**PROBLEM TO SOLVE**
Write out the listing in full, matching it word for word.

**PROVIDED MATERIAL**
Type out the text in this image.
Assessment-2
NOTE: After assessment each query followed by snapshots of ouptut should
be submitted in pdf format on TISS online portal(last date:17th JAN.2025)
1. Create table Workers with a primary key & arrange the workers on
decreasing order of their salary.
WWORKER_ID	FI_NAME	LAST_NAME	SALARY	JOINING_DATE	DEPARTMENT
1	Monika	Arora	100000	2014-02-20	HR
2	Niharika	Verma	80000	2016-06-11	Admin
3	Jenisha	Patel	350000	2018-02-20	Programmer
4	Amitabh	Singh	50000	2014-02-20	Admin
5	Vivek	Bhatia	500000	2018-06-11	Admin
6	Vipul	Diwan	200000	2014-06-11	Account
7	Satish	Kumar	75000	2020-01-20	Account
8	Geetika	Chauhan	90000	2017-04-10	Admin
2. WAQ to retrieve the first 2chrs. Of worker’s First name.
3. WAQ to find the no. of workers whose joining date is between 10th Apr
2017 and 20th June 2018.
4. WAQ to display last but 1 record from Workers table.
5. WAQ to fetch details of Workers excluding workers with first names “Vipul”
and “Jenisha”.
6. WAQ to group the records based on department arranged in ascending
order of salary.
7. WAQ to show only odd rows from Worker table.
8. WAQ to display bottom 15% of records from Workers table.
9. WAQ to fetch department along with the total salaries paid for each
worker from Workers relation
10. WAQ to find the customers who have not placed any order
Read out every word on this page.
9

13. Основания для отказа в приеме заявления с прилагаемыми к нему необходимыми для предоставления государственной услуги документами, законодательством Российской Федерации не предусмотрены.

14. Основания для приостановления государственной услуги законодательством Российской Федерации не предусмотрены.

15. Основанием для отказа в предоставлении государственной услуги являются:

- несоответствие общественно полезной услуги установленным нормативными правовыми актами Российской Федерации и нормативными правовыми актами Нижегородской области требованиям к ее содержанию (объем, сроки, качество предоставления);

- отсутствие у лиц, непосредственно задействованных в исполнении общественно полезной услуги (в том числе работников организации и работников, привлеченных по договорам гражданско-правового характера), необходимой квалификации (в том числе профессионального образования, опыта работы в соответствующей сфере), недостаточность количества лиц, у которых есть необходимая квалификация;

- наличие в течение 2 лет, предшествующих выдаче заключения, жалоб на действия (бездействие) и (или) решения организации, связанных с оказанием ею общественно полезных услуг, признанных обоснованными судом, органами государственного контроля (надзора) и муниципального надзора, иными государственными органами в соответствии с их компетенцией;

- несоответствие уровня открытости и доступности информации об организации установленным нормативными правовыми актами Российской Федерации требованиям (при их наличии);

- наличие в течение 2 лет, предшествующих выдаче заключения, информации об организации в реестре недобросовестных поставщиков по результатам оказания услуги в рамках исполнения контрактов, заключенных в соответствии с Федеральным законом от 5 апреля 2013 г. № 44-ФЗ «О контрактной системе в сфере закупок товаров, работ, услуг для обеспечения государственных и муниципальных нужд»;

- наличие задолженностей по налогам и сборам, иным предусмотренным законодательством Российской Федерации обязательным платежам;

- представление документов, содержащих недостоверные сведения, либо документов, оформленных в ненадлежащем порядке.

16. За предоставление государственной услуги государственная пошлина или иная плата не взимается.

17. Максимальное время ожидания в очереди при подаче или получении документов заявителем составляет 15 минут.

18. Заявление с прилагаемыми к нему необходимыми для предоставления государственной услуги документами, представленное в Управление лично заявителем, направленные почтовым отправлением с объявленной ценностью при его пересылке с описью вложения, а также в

**CORRECT RESULT**
Type out the text in this image.
Assessment-2
NOTE: After assessment each query followed by snapshots of ouptut should
be submitted in pdf format on TISS online portal(last date:17th JAN.2025)
1. Create table Workers with a primary key & arrange the workers on
decreasing order of their salary.
WWORKER_ID	FI_NAME	LAST_NAME	SALARY	JOINING_DATE	DEPARTMENT
1	Monika	Arora	100000	2014-02-20	HR
2	Niharika	Verma	80000	2016-06-11	Admin
3	Jenisha	Patel	350000	2018-02-20	Programmer
4	Amitabh	Singh	50000	2014-02-20	Admin
5	Vivek	Bhatia	500000	2018-06-11	Admin
6	Vipul	Diwan	200000	2014-06-11	Account
7	Satish	Kumar	75000	2020-01-20	Account
8	Geetika	Chauhan	90000	2017-04-10	Admin
2. WAQ to retrieve the first 2chrs. Of worker’s First name.
3. WAQ to find the no. of workers whose joining date is between 10th Apr
2017 and 20th June 2018.
4. WAQ to display last but 1 record from Workers table.
5. WAQ to fetch details of Workers excluding workers with first names “Vipul”
and “Jenisha”.
6. WAQ to group the records based on department arranged in ascending
order of salary.
7. WAQ to show only odd rows from Worker table.
8. WAQ to display bottom 15% of records from Workers table.
9. WAQ to fetch department along with the total salaries paid for each
worker from Workers relation
10. WAQ to find the customers who have not placed any order
Read out every word on this page.
9

13. Основания для отказа в приеме заявления с прилагаемыми к нему необходимыми для предоставления государственной услуги документами, законодательством Российской Федерации не предусмотрены.

14. Основания для приостановления государственной услуги законодательством Российской Федерации не предусмотрены.

15. Основанием для отказа в предоставлении государственной услуги являются:

- несоответствие общественно полезной услуги установленным нормативными правовыми актами Российской Федерации и нормативными правовыми актами Нижегородской области требованиям к ее содержанию (объем, сроки, качество предоставления);

- отсутствие у лиц, непосредственно задействованных в исполнении общественно полезной услуги (в том числе работников организации и работников, привлеченных по договорам гражданско-правового характера), необходимой квалификации (в том числе профессионального образования, опыта работы в соответствующей сфере), недостаточность количества лиц, у которых есть необходимая квалификация;

- наличие в течение 2 лет, предшествующих выдаче заключения, жалоб на действия (бездействие) и (или) решения организации, связанных с оказанием ею общественно полезных услуг, признанных обоснованными судом, органами государственного контроля (надзора) и муниципального надзора, иными государственными органами в соответствии с их компетенцией;

- несоответствие уровня открытости и доступности информации об организации установленным нормативными правовыми актами Российской Федерации требованиям (при их наличии);

- наличие в течение 2 лет, предшествующих выдаче заключения, информации об организации в реестре недобросовестных поставщиков по результатам оказания услуги в рамках исполнения контрактов, заключенных в соответствии с Федеральным законом от 5 апреля 2013 г. № 44-ФЗ «О контрактной системе в сфере закупок товаров, работ, услуг для обеспечения государственных и муниципальных нужд»;

- наличие задолженностей по налогам и сборам, иным предусмотренным законодательством Российской Федерации обязательным платежам;

- представление документов, содержащих недостоверные сведения, либо документов, оформленных в ненадлежащем порядке.

16. За предоставление государственной услуги государственная пошлина или иная плата не взимается.

17. Максимальное время ожидания в очереди при подаче или получении документов заявителем составляет 15 минут.

18. Заявление с прилагаемыми к нему необходимыми для предоставления государственной услуги документами, представленное в Управление лично заявителем, направленные почтовым отправлением с объявленной ценностью при его пересылке с описью вложения, а также в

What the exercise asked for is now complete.